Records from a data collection
---------------

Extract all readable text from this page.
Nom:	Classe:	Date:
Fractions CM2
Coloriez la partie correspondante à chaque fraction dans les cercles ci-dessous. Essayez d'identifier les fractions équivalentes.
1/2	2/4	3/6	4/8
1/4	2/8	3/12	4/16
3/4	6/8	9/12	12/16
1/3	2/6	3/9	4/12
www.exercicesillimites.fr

---------------

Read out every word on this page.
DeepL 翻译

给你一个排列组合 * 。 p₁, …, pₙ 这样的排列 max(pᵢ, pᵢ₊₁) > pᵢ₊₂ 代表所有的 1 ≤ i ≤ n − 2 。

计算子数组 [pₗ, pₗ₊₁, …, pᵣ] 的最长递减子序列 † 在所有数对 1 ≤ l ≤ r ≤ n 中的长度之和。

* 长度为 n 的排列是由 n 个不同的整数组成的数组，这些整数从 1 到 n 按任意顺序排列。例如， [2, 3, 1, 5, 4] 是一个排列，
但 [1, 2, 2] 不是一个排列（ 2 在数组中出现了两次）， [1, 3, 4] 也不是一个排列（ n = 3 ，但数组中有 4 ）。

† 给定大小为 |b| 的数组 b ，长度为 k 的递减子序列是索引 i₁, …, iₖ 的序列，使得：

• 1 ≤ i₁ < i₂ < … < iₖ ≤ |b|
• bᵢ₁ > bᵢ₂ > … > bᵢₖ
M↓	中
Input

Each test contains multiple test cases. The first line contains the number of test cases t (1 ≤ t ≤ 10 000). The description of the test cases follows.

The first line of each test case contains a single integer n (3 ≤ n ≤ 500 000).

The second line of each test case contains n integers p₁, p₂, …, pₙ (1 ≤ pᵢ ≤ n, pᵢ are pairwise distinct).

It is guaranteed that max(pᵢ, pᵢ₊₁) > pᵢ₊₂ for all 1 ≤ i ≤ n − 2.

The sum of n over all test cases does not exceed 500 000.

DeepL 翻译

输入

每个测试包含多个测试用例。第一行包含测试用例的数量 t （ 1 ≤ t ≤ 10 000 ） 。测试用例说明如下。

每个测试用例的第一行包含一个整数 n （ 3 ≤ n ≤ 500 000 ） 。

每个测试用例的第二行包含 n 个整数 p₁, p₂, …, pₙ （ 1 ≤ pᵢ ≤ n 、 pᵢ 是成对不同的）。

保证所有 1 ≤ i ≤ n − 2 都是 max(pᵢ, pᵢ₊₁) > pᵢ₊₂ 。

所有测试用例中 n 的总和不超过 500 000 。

---------------

> **DIRECTION**
Look over the records above and copy each line that includes the string "test".

> **ANSWER IN FULL**
Each test contains multiple test cases. The first line contains the number of test cases t (1 ≤ t ≤ 10 000). The description of the test cases follows.
The first line of each test case contains a single integer n (3 ≤ n ≤ 500 000).
The second line of each test case contains n integers p₁, p₂, …, pₙ (1 ≤ pᵢ ≤ n, pᵢ are pairwise distinct).
The sum of n over all test cases does not exceed 500 000.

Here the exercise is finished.